■ TASK INSTRUCTIONS
Every record that follows must be duplicated exactly, with images left out.
************
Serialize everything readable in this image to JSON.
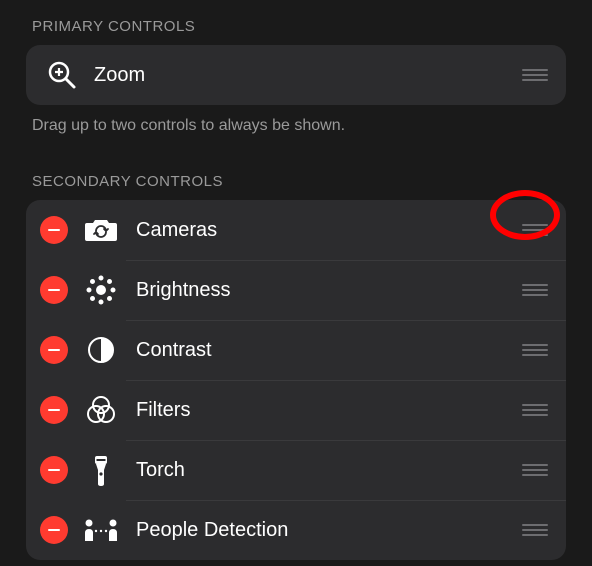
{
  "primarySection": {
    "header": "PRIMARY CONTROLS",
    "items": [
      {
        "label": "Zoom",
        "icon": "zoom-icon"
      }
    ],
    "hint": "Drag up to two controls to always be shown."
  },
  "secondarySection": {
    "header": "SECONDARY CONTROLS",
    "items": [
      {
        "label": "Cameras",
        "icon": "camera-switch-icon"
      },
      {
        "label": "Brightness",
        "icon": "brightness-icon"
      },
      {
        "label": "Contrast",
        "icon": "contrast-icon"
      },
      {
        "label": "Filters",
        "icon": "filters-icon"
      },
      {
        "label": "Torch",
        "icon": "torch-icon"
      },
      {
        "label": "People Detection",
        "icon": "people-detection-icon"
      }
    ]
  }
}
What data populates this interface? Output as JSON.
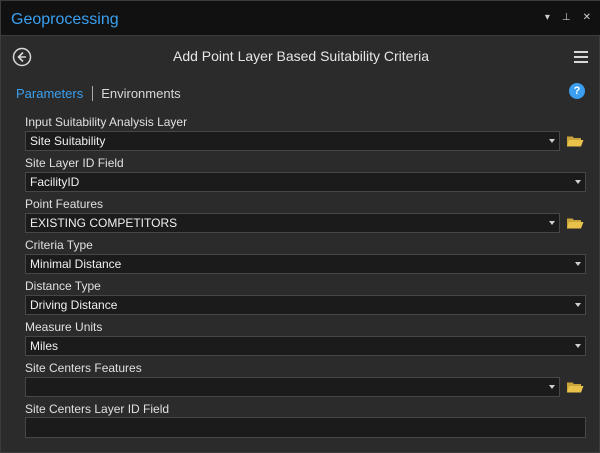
{
  "pane": {
    "title": "Geoprocessing",
    "controls": [
      "▾",
      "⊥",
      "✕"
    ]
  },
  "tool": {
    "title": "Add Point Layer Based Suitability Criteria"
  },
  "tabs": {
    "parameters": "Parameters",
    "environments": "Environments"
  },
  "help": {
    "glyph": "?"
  },
  "params": [
    {
      "label": "Input Suitability Analysis Layer",
      "value": "Site Suitability",
      "dropdown": true,
      "browse": true
    },
    {
      "label": "Site Layer ID Field",
      "value": "FacilityID",
      "dropdown": true,
      "browse": false
    },
    {
      "label": "Point Features",
      "value": "EXISTING COMPETITORS",
      "dropdown": true,
      "browse": true
    },
    {
      "label": "Criteria Type",
      "value": "Minimal Distance",
      "dropdown": true,
      "browse": false
    },
    {
      "label": "Distance Type",
      "value": "Driving Distance",
      "dropdown": true,
      "browse": false
    },
    {
      "label": "Measure Units",
      "value": "Miles",
      "dropdown": true,
      "browse": false
    },
    {
      "label": "Site Centers Features",
      "value": "",
      "dropdown": true,
      "browse": true
    },
    {
      "label": "Site Centers Layer ID Field",
      "value": "",
      "dropdown": false,
      "browse": false
    }
  ],
  "colors": {
    "accent": "#3aa0f0",
    "folder": "#e8c24a",
    "background": "#2b2b2b",
    "field": "#1b1b1b"
  }
}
************
■ CORRECT RESPONSE
Serialize everything readable in this image to JSON.
{
  "primarySection": {
    "header": "PRIMARY CONTROLS",
    "items": [
      {
        "label": "Zoom",
        "icon": "zoom-icon"
      }
    ],
    "hint": "Drag up to two controls to always be shown."
  },
  "secondarySection": {
    "header": "SECONDARY CONTROLS",
    "items": [
      {
        "label": "Cameras",
        "icon": "camera-switch-icon"
      },
      {
        "label": "Brightness",
        "icon": "brightness-icon"
      },
      {
        "label": "Contrast",
        "icon": "contrast-icon"
      },
      {
        "label": "Filters",
        "icon": "filters-icon"
      },
      {
        "label": "Torch",
        "icon": "torch-icon"
      },
      {
        "label": "People Detection",
        "icon": "people-detection-icon"
      }
    ]
  }
}
What data populates this interface? Output as JSON.
{
  "pane": {
    "title": "Geoprocessing",
    "controls": [
      "▾",
      "⊥",
      "✕"
    ]
  },
  "tool": {
    "title": "Add Point Layer Based Suitability Criteria"
  },
  "tabs": {
    "parameters": "Parameters",
    "environments": "Environments"
  },
  "help": {
    "glyph": "?"
  },
  "params": [
    {
      "label": "Input Suitability Analysis Layer",
      "value": "Site Suitability",
      "dropdown": true,
      "browse": true
    },
    {
      "label": "Site Layer ID Field",
      "value": "FacilityID",
      "dropdown": true,
      "browse": false
    },
    {
      "label": "Point Features",
      "value": "EXISTING COMPETITORS",
      "dropdown": true,
      "browse": true
    },
    {
      "label": "Criteria Type",
      "value": "Minimal Distance",
      "dropdown": true,
      "browse": false
    },
    {
      "label": "Distance Type",
      "value": "Driving Distance",
      "dropdown": true,
      "browse": false
    },
    {
      "label": "Measure Units",
      "value": "Miles",
      "dropdown": true,
      "browse": false
    },
    {
      "label": "Site Centers Features",
      "value": "",
      "dropdown": true,
      "browse": true
    },
    {
      "label": "Site Centers Layer ID Field",
      "value": "",
      "dropdown": false,
      "browse": false
    }
  ],
  "colors": {
    "accent": "#3aa0f0",
    "folder": "#e8c24a",
    "background": "#2b2b2b",
    "field": "#1b1b1b"
  }
}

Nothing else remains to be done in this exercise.